▶ Task goal
Each entry must be given again exactly; images do not belong in the copy.

··· Data to use ···

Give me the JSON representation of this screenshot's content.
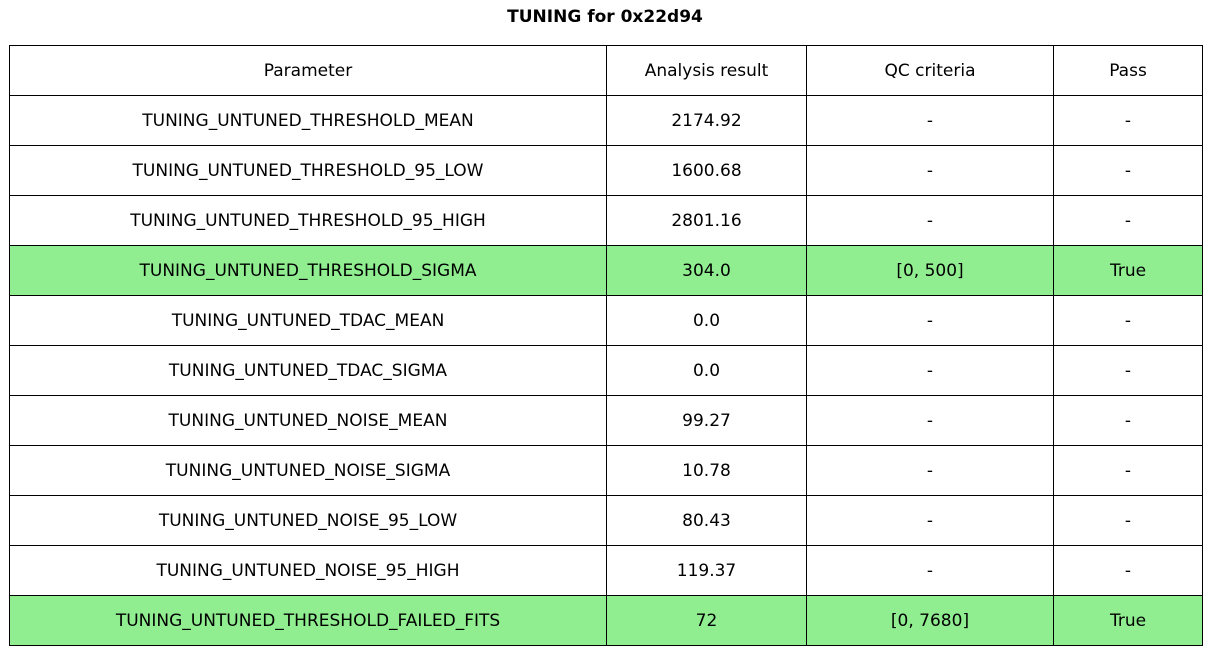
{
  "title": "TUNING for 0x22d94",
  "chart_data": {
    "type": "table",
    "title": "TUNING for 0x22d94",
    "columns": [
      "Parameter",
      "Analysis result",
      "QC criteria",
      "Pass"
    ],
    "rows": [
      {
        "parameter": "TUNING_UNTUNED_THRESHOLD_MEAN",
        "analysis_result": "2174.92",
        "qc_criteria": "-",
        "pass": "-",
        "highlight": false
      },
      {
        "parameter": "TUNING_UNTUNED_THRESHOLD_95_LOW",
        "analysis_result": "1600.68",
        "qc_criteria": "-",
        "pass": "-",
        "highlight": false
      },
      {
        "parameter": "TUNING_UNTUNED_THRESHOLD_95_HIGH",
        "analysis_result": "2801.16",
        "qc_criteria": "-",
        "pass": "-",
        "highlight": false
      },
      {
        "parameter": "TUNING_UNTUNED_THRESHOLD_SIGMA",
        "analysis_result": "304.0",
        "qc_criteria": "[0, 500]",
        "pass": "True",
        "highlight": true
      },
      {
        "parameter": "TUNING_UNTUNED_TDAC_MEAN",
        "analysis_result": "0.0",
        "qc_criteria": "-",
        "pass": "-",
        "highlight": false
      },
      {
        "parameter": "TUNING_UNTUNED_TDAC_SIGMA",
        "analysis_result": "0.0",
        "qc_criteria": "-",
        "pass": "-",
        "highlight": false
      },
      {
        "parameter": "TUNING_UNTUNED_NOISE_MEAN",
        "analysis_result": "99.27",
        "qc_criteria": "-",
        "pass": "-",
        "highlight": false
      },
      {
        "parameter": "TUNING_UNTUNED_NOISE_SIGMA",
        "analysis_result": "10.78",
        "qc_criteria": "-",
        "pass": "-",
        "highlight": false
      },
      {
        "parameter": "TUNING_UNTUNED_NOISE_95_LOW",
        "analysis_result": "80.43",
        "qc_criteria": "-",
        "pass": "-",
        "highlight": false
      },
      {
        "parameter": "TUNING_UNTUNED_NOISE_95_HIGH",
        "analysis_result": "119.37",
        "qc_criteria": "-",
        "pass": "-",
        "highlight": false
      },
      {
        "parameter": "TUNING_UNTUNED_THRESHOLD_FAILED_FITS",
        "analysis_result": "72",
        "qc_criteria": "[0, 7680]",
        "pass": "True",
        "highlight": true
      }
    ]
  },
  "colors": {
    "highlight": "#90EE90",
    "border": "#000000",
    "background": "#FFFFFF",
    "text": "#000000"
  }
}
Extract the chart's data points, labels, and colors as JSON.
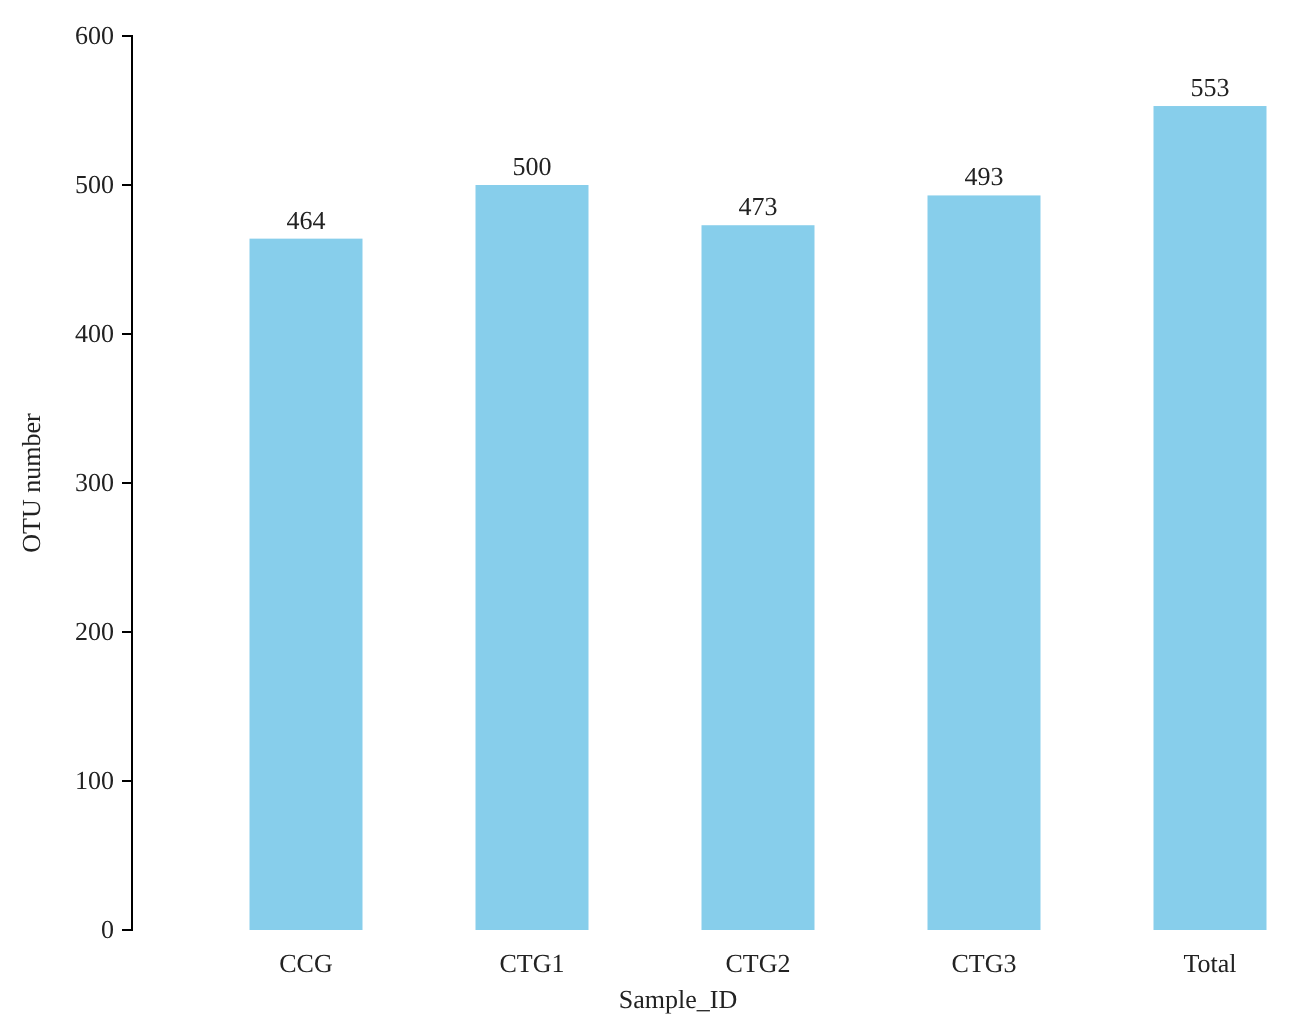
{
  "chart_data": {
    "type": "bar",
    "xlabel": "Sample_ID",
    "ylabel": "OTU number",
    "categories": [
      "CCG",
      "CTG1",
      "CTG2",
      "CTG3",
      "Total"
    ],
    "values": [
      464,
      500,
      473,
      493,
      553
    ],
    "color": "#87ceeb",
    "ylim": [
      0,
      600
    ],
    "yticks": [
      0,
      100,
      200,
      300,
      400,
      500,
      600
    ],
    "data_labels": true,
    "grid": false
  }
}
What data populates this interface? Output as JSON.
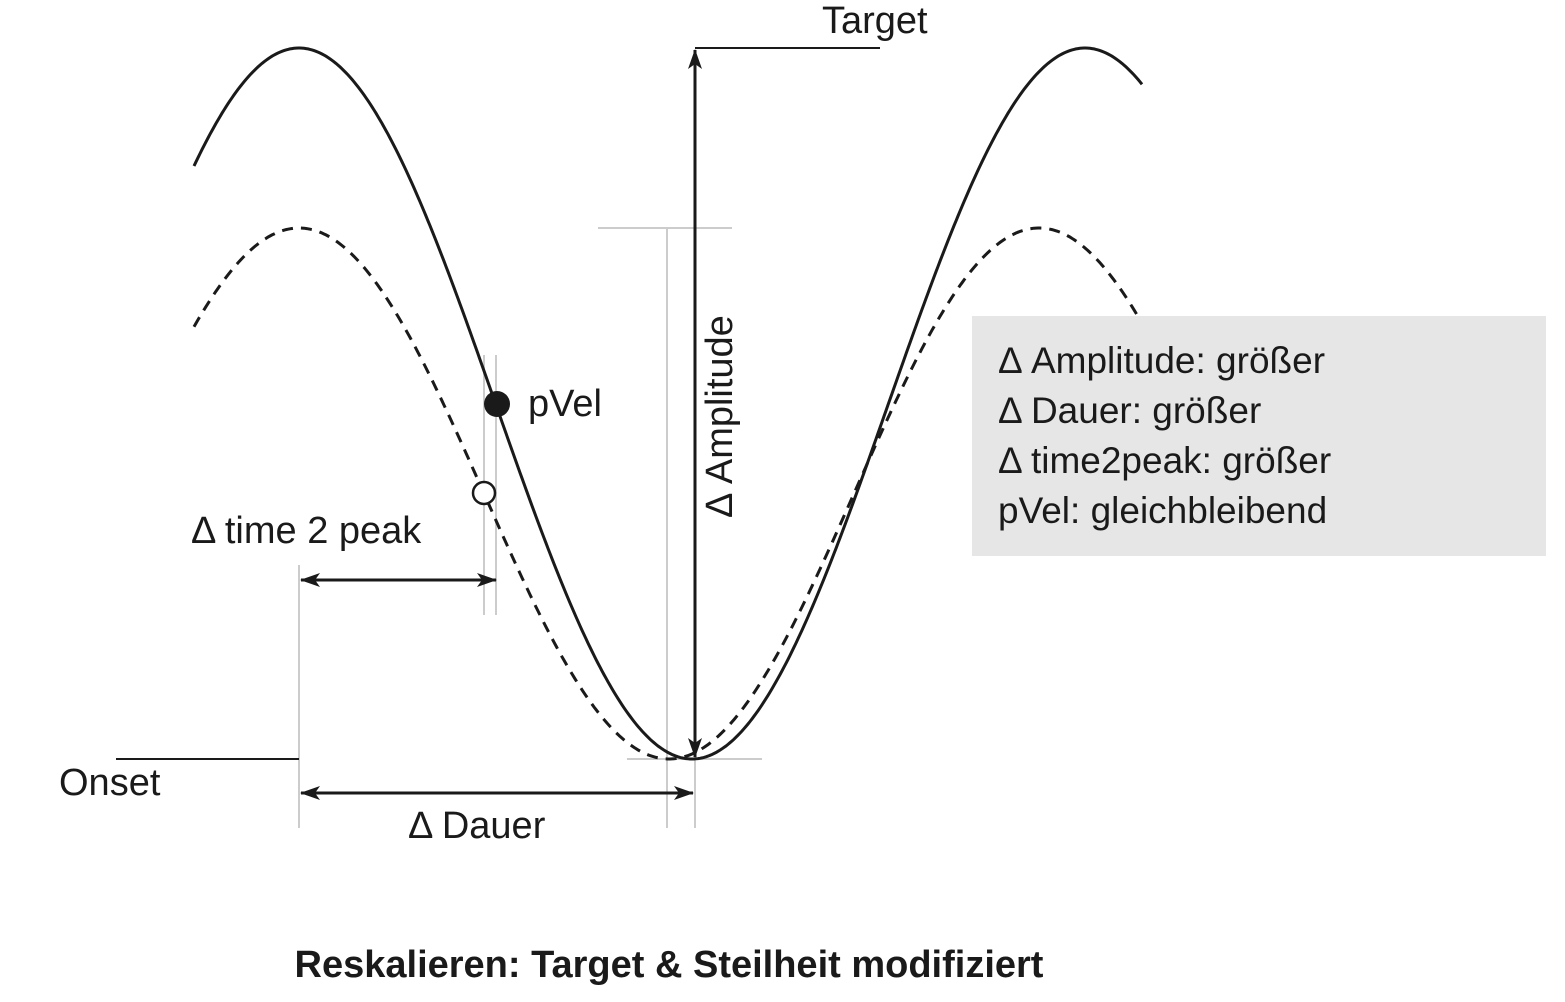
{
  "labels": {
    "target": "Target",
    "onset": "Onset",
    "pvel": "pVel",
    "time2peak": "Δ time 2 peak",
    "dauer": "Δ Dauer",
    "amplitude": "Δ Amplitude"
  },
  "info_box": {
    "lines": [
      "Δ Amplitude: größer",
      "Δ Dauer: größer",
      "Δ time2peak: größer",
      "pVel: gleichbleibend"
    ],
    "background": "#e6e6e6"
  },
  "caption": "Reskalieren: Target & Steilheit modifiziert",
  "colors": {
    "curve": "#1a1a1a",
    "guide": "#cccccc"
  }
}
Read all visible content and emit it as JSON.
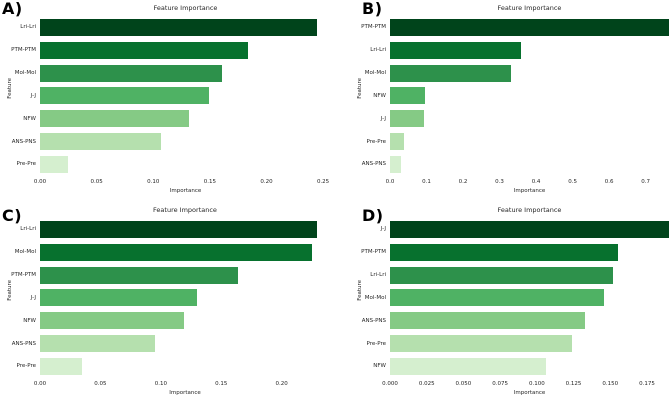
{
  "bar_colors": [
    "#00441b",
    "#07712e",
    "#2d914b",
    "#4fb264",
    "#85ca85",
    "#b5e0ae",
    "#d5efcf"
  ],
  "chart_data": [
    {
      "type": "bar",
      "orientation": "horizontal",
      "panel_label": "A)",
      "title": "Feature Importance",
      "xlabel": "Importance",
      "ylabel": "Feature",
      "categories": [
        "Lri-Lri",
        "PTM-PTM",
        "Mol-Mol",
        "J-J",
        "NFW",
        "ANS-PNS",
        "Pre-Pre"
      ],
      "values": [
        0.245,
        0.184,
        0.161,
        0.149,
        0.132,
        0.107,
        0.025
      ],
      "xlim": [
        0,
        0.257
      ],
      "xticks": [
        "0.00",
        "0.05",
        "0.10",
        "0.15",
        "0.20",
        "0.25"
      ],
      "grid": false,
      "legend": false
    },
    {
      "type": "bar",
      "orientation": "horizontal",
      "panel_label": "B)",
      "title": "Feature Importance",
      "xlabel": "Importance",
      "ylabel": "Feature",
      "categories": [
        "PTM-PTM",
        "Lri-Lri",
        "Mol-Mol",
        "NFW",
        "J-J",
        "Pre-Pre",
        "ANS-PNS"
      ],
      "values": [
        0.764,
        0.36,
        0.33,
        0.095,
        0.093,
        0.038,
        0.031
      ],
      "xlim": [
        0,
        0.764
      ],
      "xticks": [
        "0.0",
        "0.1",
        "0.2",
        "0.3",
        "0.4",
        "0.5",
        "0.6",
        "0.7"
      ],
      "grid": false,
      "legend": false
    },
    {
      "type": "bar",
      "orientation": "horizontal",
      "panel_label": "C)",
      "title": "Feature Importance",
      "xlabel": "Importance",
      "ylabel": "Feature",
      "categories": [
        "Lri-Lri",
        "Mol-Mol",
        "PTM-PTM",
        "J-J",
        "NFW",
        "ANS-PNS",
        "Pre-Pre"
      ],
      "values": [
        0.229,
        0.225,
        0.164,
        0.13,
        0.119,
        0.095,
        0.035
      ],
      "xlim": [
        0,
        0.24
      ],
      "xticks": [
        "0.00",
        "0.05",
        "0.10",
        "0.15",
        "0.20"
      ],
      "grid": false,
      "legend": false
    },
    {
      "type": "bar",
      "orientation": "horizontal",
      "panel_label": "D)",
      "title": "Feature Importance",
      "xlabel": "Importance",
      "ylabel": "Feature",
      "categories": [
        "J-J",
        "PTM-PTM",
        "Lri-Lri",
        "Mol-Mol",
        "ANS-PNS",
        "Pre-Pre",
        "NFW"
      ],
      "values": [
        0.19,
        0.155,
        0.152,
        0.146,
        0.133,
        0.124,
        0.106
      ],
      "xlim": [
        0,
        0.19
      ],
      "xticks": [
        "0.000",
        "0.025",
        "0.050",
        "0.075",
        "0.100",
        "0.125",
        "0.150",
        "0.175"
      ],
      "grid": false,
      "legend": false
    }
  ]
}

···

▶ Answer in full
Give me the JSON representation of this screenshot's content.
{
  "title": "TUNING for 0x22d94",
  "chart_data": {
    "type": "table",
    "title": "TUNING for 0x22d94",
    "columns": [
      "Parameter",
      "Analysis result",
      "QC criteria",
      "Pass"
    ],
    "rows": [
      {
        "parameter": "TUNING_UNTUNED_THRESHOLD_MEAN",
        "analysis_result": "2174.92",
        "qc_criteria": "-",
        "pass": "-",
        "highlight": false
      },
      {
        "parameter": "TUNING_UNTUNED_THRESHOLD_95_LOW",
        "analysis_result": "1600.68",
        "qc_criteria": "-",
        "pass": "-",
        "highlight": false
      },
      {
        "parameter": "TUNING_UNTUNED_THRESHOLD_95_HIGH",
        "analysis_result": "2801.16",
        "qc_criteria": "-",
        "pass": "-",
        "highlight": false
      },
      {
        "parameter": "TUNING_UNTUNED_THRESHOLD_SIGMA",
        "analysis_result": "304.0",
        "qc_criteria": "[0, 500]",
        "pass": "True",
        "highlight": true
      },
      {
        "parameter": "TUNING_UNTUNED_TDAC_MEAN",
        "analysis_result": "0.0",
        "qc_criteria": "-",
        "pass": "-",
        "highlight": false
      },
      {
        "parameter": "TUNING_UNTUNED_TDAC_SIGMA",
        "analysis_result": "0.0",
        "qc_criteria": "-",
        "pass": "-",
        "highlight": false
      },
      {
        "parameter": "TUNING_UNTUNED_NOISE_MEAN",
        "analysis_result": "99.27",
        "qc_criteria": "-",
        "pass": "-",
        "highlight": false
      },
      {
        "parameter": "TUNING_UNTUNED_NOISE_SIGMA",
        "analysis_result": "10.78",
        "qc_criteria": "-",
        "pass": "-",
        "highlight": false
      },
      {
        "parameter": "TUNING_UNTUNED_NOISE_95_LOW",
        "analysis_result": "80.43",
        "qc_criteria": "-",
        "pass": "-",
        "highlight": false
      },
      {
        "parameter": "TUNING_UNTUNED_NOISE_95_HIGH",
        "analysis_result": "119.37",
        "qc_criteria": "-",
        "pass": "-",
        "highlight": false
      },
      {
        "parameter": "TUNING_UNTUNED_THRESHOLD_FAILED_FITS",
        "analysis_result": "72",
        "qc_criteria": "[0, 7680]",
        "pass": "True",
        "highlight": true
      }
    ]
  },
  "colors": {
    "highlight": "#90EE90",
    "border": "#000000",
    "background": "#FFFFFF",
    "text": "#000000"
  }
}
Extract the chart's data points, labels, and colors as JSON.
{
  "chart_data": {
    "type": "bar",
    "xlabel": "Sample_ID",
    "ylabel": "OTU number",
    "categories": [
      "CCG",
      "CTG1",
      "CTG2",
      "CTG3",
      "Total"
    ],
    "values": [
      464,
      500,
      473,
      493,
      553
    ],
    "color": "#87ceeb",
    "ylim": [
      0,
      600
    ],
    "yticks": [
      0,
      100,
      200,
      300,
      400,
      500,
      600
    ],
    "data_labels": true,
    "grid": false
  }
}
What data populates this interface? Output as JSON.
{
  "labels": {
    "target": "Target",
    "onset": "Onset",
    "pvel": "pVel",
    "time2peak": "Δ time 2 peak",
    "dauer": "Δ Dauer",
    "amplitude": "Δ Amplitude"
  },
  "info_box": {
    "lines": [
      "Δ Amplitude: größer",
      "Δ Dauer: größer",
      "Δ time2peak: größer",
      "pVel: gleichbleibend"
    ],
    "background": "#e6e6e6"
  },
  "caption": "Reskalieren: Target & Steilheit modifiziert",
  "colors": {
    "curve": "#1a1a1a",
    "guide": "#cccccc"
  }
}
Read all visible content and emit it as JSON.
{
  "bar_colors": [
    "#00441b",
    "#07712e",
    "#2d914b",
    "#4fb264",
    "#85ca85",
    "#b5e0ae",
    "#d5efcf"
  ],
  "chart_data": [
    {
      "type": "bar",
      "orientation": "horizontal",
      "panel_label": "A)",
      "title": "Feature Importance",
      "xlabel": "Importance",
      "ylabel": "Feature",
      "categories": [
        "Lri-Lri",
        "PTM-PTM",
        "Mol-Mol",
        "J-J",
        "NFW",
        "ANS-PNS",
        "Pre-Pre"
      ],
      "values": [
        0.245,
        0.184,
        0.161,
        0.149,
        0.132,
        0.107,
        0.025
      ],
      "xlim": [
        0,
        0.257
      ],
      "xticks": [
        "0.00",
        "0.05",
        "0.10",
        "0.15",
        "0.20",
        "0.25"
      ],
      "grid": false,
      "legend": false
    },
    {
      "type": "bar",
      "orientation": "horizontal",
      "panel_label": "B)",
      "title": "Feature Importance",
      "xlabel": "Importance",
      "ylabel": "Feature",
      "categories": [
        "PTM-PTM",
        "Lri-Lri",
        "Mol-Mol",
        "NFW",
        "J-J",
        "Pre-Pre",
        "ANS-PNS"
      ],
      "values": [
        0.764,
        0.36,
        0.33,
        0.095,
        0.093,
        0.038,
        0.031
      ],
      "xlim": [
        0,
        0.764
      ],
      "xticks": [
        "0.0",
        "0.1",
        "0.2",
        "0.3",
        "0.4",
        "0.5",
        "0.6",
        "0.7"
      ],
      "grid": false,
      "legend": false
    },
    {
      "type": "bar",
      "orientation": "horizontal",
      "panel_label": "C)",
      "title": "Feature Importance",
      "xlabel": "Importance",
      "ylabel": "Feature",
      "categories": [
        "Lri-Lri",
        "Mol-Mol",
        "PTM-PTM",
        "J-J",
        "NFW",
        "ANS-PNS",
        "Pre-Pre"
      ],
      "values": [
        0.229,
        0.225,
        0.164,
        0.13,
        0.119,
        0.095,
        0.035
      ],
      "xlim": [
        0,
        0.24
      ],
      "xticks": [
        "0.00",
        "0.05",
        "0.10",
        "0.15",
        "0.20"
      ],
      "grid": false,
      "legend": false
    },
    {
      "type": "bar",
      "orientation": "horizontal",
      "panel_label": "D)",
      "title": "Feature Importance",
      "xlabel": "Importance",
      "ylabel": "Feature",
      "categories": [
        "J-J",
        "PTM-PTM",
        "Lri-Lri",
        "Mol-Mol",
        "ANS-PNS",
        "Pre-Pre",
        "NFW"
      ],
      "values": [
        0.19,
        0.155,
        0.152,
        0.146,
        0.133,
        0.124,
        0.106
      ],
      "xlim": [
        0,
        0.19
      ],
      "xticks": [
        "0.000",
        "0.025",
        "0.050",
        "0.075",
        "0.100",
        "0.125",
        "0.150",
        "0.175"
      ],
      "grid": false,
      "legend": false
    }
  ]
}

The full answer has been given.